Source records

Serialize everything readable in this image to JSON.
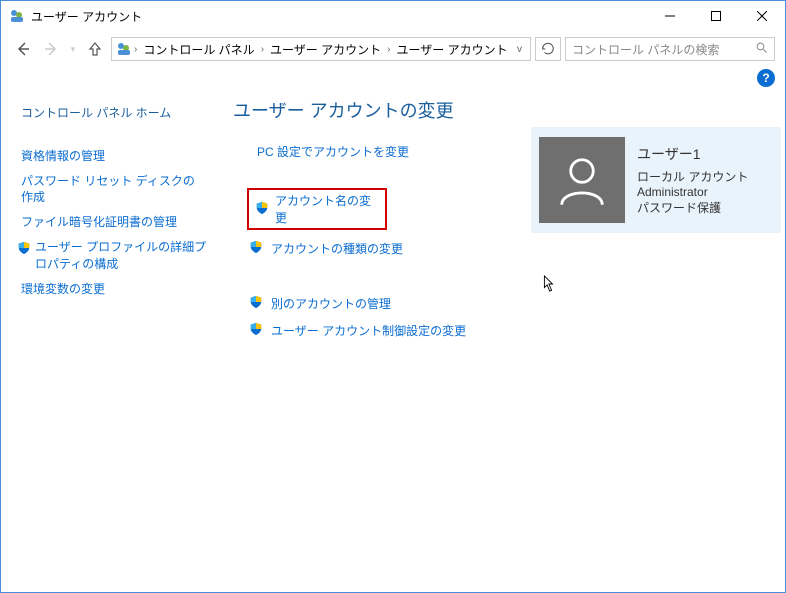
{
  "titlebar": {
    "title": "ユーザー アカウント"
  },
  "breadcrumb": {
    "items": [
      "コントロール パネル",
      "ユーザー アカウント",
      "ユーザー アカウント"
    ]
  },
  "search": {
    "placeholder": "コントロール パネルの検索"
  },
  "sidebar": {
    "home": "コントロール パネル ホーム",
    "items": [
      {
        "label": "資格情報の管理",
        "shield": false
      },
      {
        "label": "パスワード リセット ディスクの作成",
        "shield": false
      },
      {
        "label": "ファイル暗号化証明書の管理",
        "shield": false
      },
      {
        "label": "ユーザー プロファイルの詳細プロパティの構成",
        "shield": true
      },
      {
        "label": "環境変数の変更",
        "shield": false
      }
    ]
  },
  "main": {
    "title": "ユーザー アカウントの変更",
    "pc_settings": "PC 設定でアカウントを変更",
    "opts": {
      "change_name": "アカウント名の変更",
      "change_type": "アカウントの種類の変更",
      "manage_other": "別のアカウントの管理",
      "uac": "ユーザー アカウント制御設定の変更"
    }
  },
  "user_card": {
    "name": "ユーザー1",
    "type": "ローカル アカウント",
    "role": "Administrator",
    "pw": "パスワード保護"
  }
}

==

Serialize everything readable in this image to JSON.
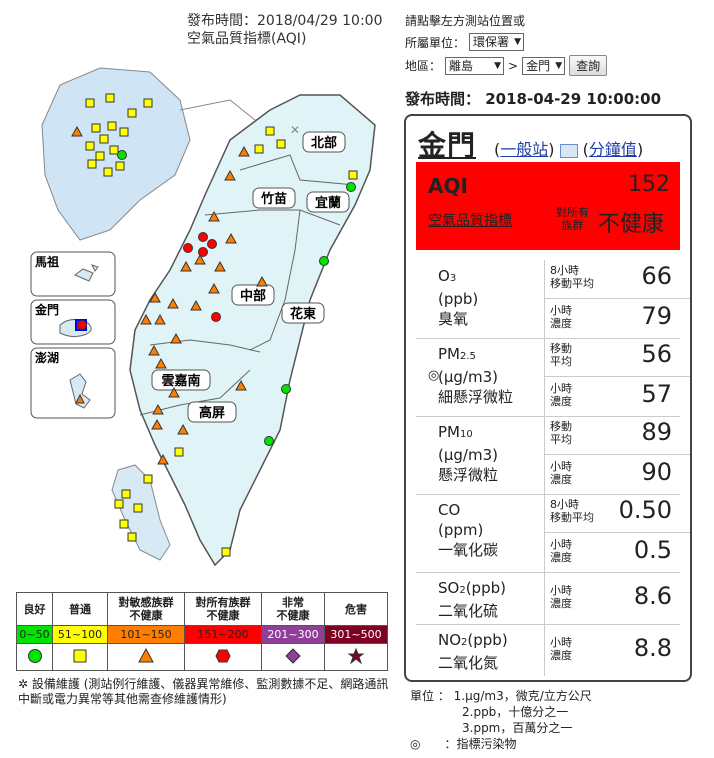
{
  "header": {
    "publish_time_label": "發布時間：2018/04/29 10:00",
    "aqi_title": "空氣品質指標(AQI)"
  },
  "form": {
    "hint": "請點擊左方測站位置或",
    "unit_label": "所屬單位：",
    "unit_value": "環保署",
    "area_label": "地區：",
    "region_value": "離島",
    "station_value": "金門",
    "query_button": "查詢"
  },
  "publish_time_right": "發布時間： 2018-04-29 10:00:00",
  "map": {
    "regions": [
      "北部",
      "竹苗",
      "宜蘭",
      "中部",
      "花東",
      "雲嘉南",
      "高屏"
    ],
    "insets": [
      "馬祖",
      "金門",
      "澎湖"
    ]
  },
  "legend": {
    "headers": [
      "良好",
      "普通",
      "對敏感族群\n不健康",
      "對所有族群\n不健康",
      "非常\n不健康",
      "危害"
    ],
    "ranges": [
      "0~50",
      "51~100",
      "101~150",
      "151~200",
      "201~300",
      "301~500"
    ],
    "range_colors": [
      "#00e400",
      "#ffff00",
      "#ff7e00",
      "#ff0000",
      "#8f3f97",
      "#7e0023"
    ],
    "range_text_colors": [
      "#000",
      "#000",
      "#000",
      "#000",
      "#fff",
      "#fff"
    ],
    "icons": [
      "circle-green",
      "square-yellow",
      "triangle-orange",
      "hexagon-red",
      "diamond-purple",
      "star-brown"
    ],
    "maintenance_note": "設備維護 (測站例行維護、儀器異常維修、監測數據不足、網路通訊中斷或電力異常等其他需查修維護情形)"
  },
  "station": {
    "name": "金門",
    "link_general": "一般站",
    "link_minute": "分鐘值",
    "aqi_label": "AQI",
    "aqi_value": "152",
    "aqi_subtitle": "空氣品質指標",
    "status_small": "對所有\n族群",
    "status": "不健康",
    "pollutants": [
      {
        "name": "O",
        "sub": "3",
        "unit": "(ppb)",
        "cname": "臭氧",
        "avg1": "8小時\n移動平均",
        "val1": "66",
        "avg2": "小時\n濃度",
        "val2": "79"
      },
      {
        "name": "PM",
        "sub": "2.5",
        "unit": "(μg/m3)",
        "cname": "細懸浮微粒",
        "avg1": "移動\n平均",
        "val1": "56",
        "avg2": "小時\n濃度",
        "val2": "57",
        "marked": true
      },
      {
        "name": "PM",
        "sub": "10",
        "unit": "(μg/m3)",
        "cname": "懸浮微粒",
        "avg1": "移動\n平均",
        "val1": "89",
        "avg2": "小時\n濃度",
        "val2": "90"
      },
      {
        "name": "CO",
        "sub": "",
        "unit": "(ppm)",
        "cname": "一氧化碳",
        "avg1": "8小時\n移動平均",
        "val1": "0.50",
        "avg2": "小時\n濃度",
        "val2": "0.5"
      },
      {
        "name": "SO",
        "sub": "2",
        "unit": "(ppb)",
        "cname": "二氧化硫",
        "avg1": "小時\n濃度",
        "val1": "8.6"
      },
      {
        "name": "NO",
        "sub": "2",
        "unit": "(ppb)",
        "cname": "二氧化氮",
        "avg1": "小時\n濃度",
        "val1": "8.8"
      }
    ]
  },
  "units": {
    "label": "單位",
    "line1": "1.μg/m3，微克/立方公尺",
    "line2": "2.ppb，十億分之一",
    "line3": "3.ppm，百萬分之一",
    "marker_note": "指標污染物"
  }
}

Required work:
Pull every line containing the word "コントロール" out of the material and copy it.

Response:
      "コントロール パネル",
    "placeholder": "コントロール パネルの検索"
    "home": "コントロール パネル ホーム",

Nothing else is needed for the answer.